### [Requirements]
Please extract every line of the material below verbatim, leaving the pictures out of your answer.

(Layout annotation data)

________________________

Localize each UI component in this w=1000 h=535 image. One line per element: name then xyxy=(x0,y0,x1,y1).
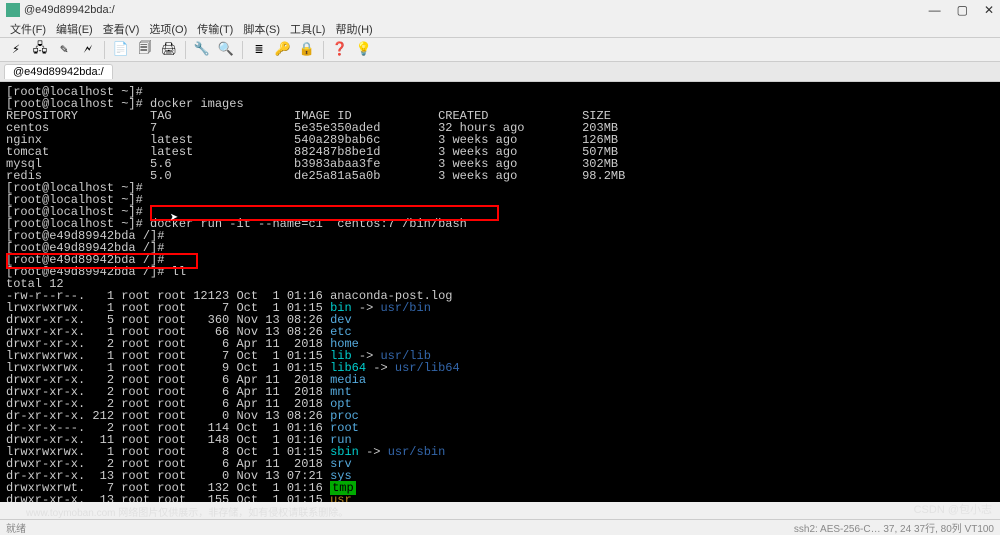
watermark-toymoban: www.toymoban.com 网络图片仅供展示，非存储，如有侵权请联系删除。 xyxy=(26,504,348,519)
close-button[interactable]: ✕ xyxy=(984,3,994,17)
toolbar-separator xyxy=(323,41,324,59)
disconnect-icon[interactable]: 🗲 xyxy=(78,40,98,60)
maximize-button[interactable]: ▢ xyxy=(957,3,968,17)
sessions-icon[interactable]: ≣ xyxy=(249,40,269,60)
toolbar-separator xyxy=(185,41,186,59)
status-bar: 就绪 ssh2: AES-256-C… 37, 24 37行, 80列 VT10… xyxy=(0,519,1000,535)
status-connection: ssh2: AES-256-C… 37, 24 37行, 80列 VT100 xyxy=(794,520,994,535)
toolbar-separator xyxy=(104,41,105,59)
help-icon[interactable]: ❓ xyxy=(330,40,350,60)
tips-icon[interactable]: 💡 xyxy=(354,40,374,60)
menu-view[interactable]: 查看(V) xyxy=(99,21,144,37)
session-copy-icon[interactable]: 🗐 xyxy=(135,40,155,60)
title-bar: @e49d89942bda:/ — ▢ ✕ xyxy=(0,0,1000,20)
properties-icon[interactable]: 🔧 xyxy=(192,40,212,60)
window-controls: — ▢ ✕ xyxy=(929,3,994,17)
find-icon[interactable]: 🔍 xyxy=(216,40,236,60)
menu-edit[interactable]: 编辑(E) xyxy=(52,21,97,37)
menu-tools[interactable]: 工具(L) xyxy=(286,21,329,37)
menu-options[interactable]: 选项(O) xyxy=(145,21,191,37)
print-icon[interactable]: 🖨 xyxy=(159,40,179,60)
tab-session[interactable]: @e49d89942bda:/ xyxy=(4,64,113,79)
tab-bar: @e49d89942bda:/ xyxy=(0,62,1000,82)
menu-help[interactable]: 帮助(H) xyxy=(331,21,376,37)
menu-file[interactable]: 文件(F) xyxy=(6,21,50,37)
menu-bar: 文件(F) 编辑(E) 查看(V) 选项(O) 传输(T) 脚本(S) 工具(L… xyxy=(0,20,1000,38)
minimize-button[interactable]: — xyxy=(929,3,941,17)
menu-script[interactable]: 脚本(S) xyxy=(239,21,284,37)
menu-transfer[interactable]: 传输(T) xyxy=(193,21,237,37)
session-new-icon[interactable]: 📄 xyxy=(111,40,131,60)
cmd-docker-run: docker run -it --name=c1 centos:7 /bin/b… xyxy=(150,217,467,231)
connect-icon[interactable]: ⚡ xyxy=(6,40,26,60)
key-icon[interactable]: 🔑 xyxy=(273,40,293,60)
file-row: drwxr-xr-x. 13 root root 155 Oct 1 01:15… xyxy=(6,493,352,502)
app-icon xyxy=(6,3,20,17)
lock-icon[interactable]: 🔒 xyxy=(297,40,317,60)
status-ready: 就绪 xyxy=(6,520,794,535)
window-title: @e49d89942bda:/ xyxy=(24,4,929,16)
watermark-csdn: CSDN @包小志 xyxy=(914,501,992,517)
terminal[interactable]: [root@localhost ~]# [root@localhost ~]# … xyxy=(0,82,1000,502)
reconnect-icon[interactable]: ✎ xyxy=(54,40,74,60)
quick-connect-icon[interactable]: 🖧 xyxy=(30,40,50,60)
toolbar: ⚡ 🖧 ✎ 🗲 📄 🗐 🖨 🔧 🔍 ≣ 🔑 🔒 ❓ 💡 xyxy=(0,38,1000,62)
toolbar-separator xyxy=(242,41,243,59)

________________________

### [Answer to the problem]
Localize each UI component in this w=1000 h=535 image. One line per element: name then xyxy=(x0,y0,x1,y1).
watermark-toymoban: www.toymoban.com 网络图片仅供展示，非存储，如有侵权请联系删除。 xyxy=(26,504,348,519)
close-button[interactable]: ✕ xyxy=(984,3,994,17)
toolbar-separator xyxy=(323,41,324,59)
disconnect-icon[interactable]: 🗲 xyxy=(78,40,98,60)
maximize-button[interactable]: ▢ xyxy=(957,3,968,17)
sessions-icon[interactable]: ≣ xyxy=(249,40,269,60)
toolbar-separator xyxy=(185,41,186,59)
status-bar: 就绪 ssh2: AES-256-C… 37, 24 37行, 80列 VT10… xyxy=(0,519,1000,535)
status-connection: ssh2: AES-256-C… 37, 24 37行, 80列 VT100 xyxy=(794,520,994,535)
toolbar-separator xyxy=(104,41,105,59)
help-icon[interactable]: ❓ xyxy=(330,40,350,60)
tips-icon[interactable]: 💡 xyxy=(354,40,374,60)
menu-view[interactable]: 查看(V) xyxy=(99,21,144,37)
session-copy-icon[interactable]: 🗐 xyxy=(135,40,155,60)
title-bar: @e49d89942bda:/ — ▢ ✕ xyxy=(0,0,1000,20)
properties-icon[interactable]: 🔧 xyxy=(192,40,212,60)
window-controls: — ▢ ✕ xyxy=(929,3,994,17)
find-icon[interactable]: 🔍 xyxy=(216,40,236,60)
menu-edit[interactable]: 编辑(E) xyxy=(52,21,97,37)
menu-tools[interactable]: 工具(L) xyxy=(286,21,329,37)
menu-options[interactable]: 选项(O) xyxy=(145,21,191,37)
print-icon[interactable]: 🖨 xyxy=(159,40,179,60)
tab-session[interactable]: @e49d89942bda:/ xyxy=(4,64,113,79)
tab-bar: @e49d89942bda:/ xyxy=(0,62,1000,82)
menu-help[interactable]: 帮助(H) xyxy=(331,21,376,37)
menu-file[interactable]: 文件(F) xyxy=(6,21,50,37)
menu-bar: 文件(F) 编辑(E) 查看(V) 选项(O) 传输(T) 脚本(S) 工具(L… xyxy=(0,20,1000,38)
minimize-button[interactable]: — xyxy=(929,3,941,17)
menu-script[interactable]: 脚本(S) xyxy=(239,21,284,37)
menu-transfer[interactable]: 传输(T) xyxy=(193,21,237,37)
session-new-icon[interactable]: 📄 xyxy=(111,40,131,60)
cmd-docker-run: docker run -it --name=c1 centos:7 /bin/b… xyxy=(150,217,467,231)
connect-icon[interactable]: ⚡ xyxy=(6,40,26,60)
key-icon[interactable]: 🔑 xyxy=(273,40,293,60)
file-row: drwxr-xr-x. 13 root root 155 Oct 1 01:15… xyxy=(6,493,352,502)
app-icon xyxy=(6,3,20,17)
lock-icon[interactable]: 🔒 xyxy=(297,40,317,60)
status-ready: 就绪 xyxy=(6,520,794,535)
window-title: @e49d89942bda:/ xyxy=(24,4,929,16)
watermark-csdn: CSDN @包小志 xyxy=(914,501,992,517)
terminal[interactable]: [root@localhost ~]# [root@localhost ~]# … xyxy=(0,82,1000,502)
reconnect-icon[interactable]: ✎ xyxy=(54,40,74,60)
quick-connect-icon[interactable]: 🖧 xyxy=(30,40,50,60)
toolbar: ⚡ 🖧 ✎ 🗲 📄 🗐 🖨 🔧 🔍 ≣ 🔑 🔒 ❓ 💡 xyxy=(0,38,1000,62)
toolbar-separator xyxy=(242,41,243,59)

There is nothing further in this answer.